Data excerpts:
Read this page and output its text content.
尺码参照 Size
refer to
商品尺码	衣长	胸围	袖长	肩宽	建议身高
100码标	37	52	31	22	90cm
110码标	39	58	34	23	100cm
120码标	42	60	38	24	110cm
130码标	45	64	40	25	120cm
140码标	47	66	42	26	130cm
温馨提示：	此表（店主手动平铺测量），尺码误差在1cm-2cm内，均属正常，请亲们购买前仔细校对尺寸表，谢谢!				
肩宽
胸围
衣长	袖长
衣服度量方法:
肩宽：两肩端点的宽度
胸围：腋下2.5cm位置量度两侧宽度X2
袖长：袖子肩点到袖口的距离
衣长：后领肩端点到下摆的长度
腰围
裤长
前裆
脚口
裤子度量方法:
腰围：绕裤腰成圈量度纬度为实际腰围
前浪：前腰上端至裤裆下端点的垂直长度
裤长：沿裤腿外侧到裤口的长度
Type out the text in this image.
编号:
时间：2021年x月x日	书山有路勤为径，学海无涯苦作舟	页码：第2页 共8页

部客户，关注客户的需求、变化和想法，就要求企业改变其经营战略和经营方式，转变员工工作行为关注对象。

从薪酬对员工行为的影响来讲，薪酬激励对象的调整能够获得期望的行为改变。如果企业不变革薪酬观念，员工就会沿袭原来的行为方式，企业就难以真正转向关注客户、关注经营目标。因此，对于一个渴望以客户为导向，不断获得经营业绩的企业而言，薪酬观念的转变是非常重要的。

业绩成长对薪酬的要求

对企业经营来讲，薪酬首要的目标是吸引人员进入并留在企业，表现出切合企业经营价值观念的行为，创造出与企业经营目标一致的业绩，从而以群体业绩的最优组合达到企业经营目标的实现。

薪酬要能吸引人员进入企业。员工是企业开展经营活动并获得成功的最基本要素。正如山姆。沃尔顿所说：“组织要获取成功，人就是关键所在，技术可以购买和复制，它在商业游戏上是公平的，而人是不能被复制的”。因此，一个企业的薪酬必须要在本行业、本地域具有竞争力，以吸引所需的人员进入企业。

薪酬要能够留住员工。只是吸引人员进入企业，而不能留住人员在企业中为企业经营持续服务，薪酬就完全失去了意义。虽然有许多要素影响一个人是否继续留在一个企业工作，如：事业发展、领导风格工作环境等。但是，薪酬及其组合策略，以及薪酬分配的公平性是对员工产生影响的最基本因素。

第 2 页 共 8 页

■ Task directions: Copy each line containing the word "text" from the data.

■ Exercise result:
Read this page and output its text content.
Type out the text in this image.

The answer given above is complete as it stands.